_WHAT NEEDS TO BE DONE_
Output only the lines from the line holding "Convert this screenshot" through the close of the records, exactly as they appear, with all pictures omitted.

--

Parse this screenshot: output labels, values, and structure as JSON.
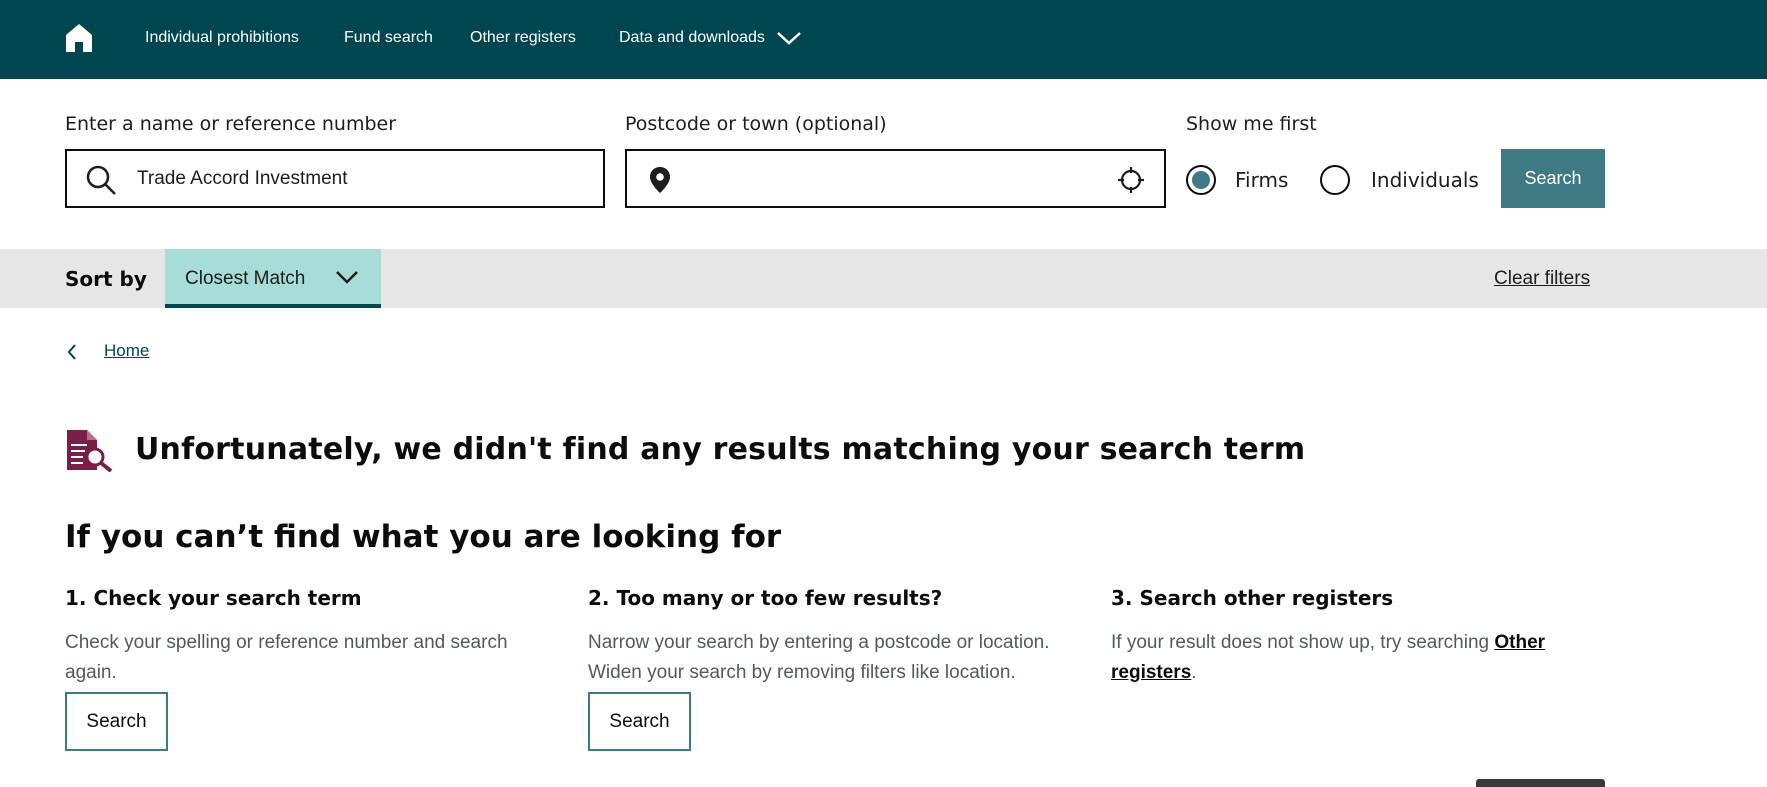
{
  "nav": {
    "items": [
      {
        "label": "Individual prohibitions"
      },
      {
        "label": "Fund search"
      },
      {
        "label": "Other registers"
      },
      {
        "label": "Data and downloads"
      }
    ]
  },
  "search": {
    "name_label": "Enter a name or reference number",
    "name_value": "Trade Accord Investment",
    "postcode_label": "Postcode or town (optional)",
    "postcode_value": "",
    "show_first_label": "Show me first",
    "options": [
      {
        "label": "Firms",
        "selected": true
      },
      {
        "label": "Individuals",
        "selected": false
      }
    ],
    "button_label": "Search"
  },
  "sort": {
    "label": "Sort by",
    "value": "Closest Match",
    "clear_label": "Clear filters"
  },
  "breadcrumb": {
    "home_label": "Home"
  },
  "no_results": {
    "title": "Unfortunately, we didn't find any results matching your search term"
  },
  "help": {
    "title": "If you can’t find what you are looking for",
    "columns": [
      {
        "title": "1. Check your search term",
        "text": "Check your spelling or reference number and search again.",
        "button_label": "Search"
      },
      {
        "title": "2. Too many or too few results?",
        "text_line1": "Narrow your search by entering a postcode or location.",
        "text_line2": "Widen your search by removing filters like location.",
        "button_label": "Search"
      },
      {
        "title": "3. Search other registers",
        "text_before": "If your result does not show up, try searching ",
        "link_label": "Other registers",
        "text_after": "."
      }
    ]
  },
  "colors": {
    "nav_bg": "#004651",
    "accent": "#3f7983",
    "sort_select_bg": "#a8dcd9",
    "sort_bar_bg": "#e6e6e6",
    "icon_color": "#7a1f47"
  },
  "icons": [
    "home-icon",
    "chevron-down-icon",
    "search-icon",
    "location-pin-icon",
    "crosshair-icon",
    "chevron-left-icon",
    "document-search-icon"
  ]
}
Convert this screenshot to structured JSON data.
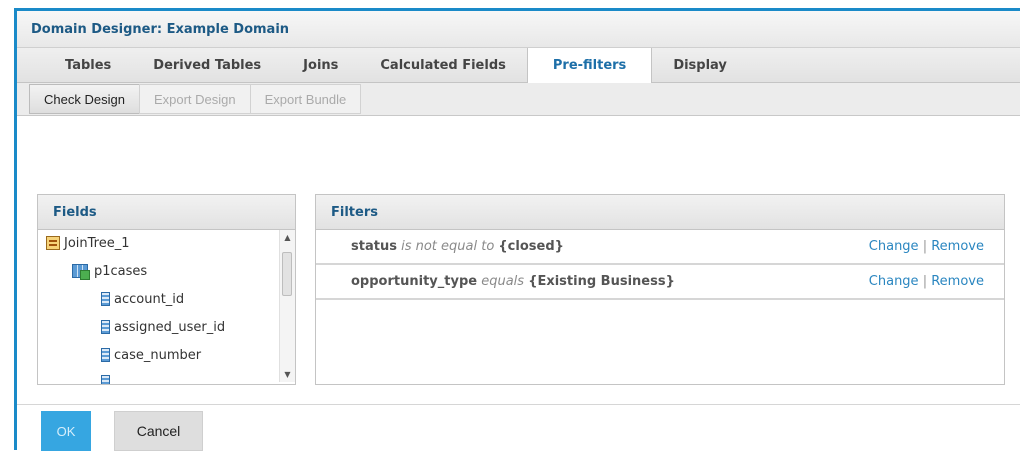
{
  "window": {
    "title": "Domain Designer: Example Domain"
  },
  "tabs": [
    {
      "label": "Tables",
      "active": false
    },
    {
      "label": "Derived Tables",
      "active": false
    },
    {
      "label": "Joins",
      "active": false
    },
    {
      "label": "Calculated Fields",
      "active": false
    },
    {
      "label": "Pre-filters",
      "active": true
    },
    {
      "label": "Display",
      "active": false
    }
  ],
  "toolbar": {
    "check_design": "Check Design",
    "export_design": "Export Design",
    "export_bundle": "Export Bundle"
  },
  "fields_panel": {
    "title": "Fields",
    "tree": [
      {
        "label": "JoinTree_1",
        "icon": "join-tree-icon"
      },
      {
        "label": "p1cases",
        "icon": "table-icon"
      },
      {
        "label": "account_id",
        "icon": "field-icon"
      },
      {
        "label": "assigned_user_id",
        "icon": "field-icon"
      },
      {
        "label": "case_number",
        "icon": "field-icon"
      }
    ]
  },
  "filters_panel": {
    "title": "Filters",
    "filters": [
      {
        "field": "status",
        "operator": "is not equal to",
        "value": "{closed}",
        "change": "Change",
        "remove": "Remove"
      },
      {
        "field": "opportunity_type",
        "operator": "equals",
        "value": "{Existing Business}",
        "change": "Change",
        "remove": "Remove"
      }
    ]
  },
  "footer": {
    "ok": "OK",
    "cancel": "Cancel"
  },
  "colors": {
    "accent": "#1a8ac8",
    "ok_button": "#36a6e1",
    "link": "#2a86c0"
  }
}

--

_RESULT FOR THIS TASK_
Convert this screenshot to structured JSON data.
{
  "window": {
    "title": "Domain Designer: Example Domain"
  },
  "tabs": [
    {
      "label": "Tables",
      "active": false
    },
    {
      "label": "Derived Tables",
      "active": false
    },
    {
      "label": "Joins",
      "active": false
    },
    {
      "label": "Calculated Fields",
      "active": false
    },
    {
      "label": "Pre-filters",
      "active": true
    },
    {
      "label": "Display",
      "active": false
    }
  ],
  "toolbar": {
    "check_design": "Check Design",
    "export_design": "Export Design",
    "export_bundle": "Export Bundle"
  },
  "fields_panel": {
    "title": "Fields",
    "tree": [
      {
        "label": "JoinTree_1",
        "icon": "join-tree-icon"
      },
      {
        "label": "p1cases",
        "icon": "table-icon"
      },
      {
        "label": "account_id",
        "icon": "field-icon"
      },
      {
        "label": "assigned_user_id",
        "icon": "field-icon"
      },
      {
        "label": "case_number",
        "icon": "field-icon"
      }
    ]
  },
  "filters_panel": {
    "title": "Filters",
    "filters": [
      {
        "field": "status",
        "operator": "is not equal to",
        "value": "{closed}",
        "change": "Change",
        "remove": "Remove"
      },
      {
        "field": "opportunity_type",
        "operator": "equals",
        "value": "{Existing Business}",
        "change": "Change",
        "remove": "Remove"
      }
    ]
  },
  "footer": {
    "ok": "OK",
    "cancel": "Cancel"
  },
  "colors": {
    "accent": "#1a8ac8",
    "ok_button": "#36a6e1",
    "link": "#2a86c0"
  }
}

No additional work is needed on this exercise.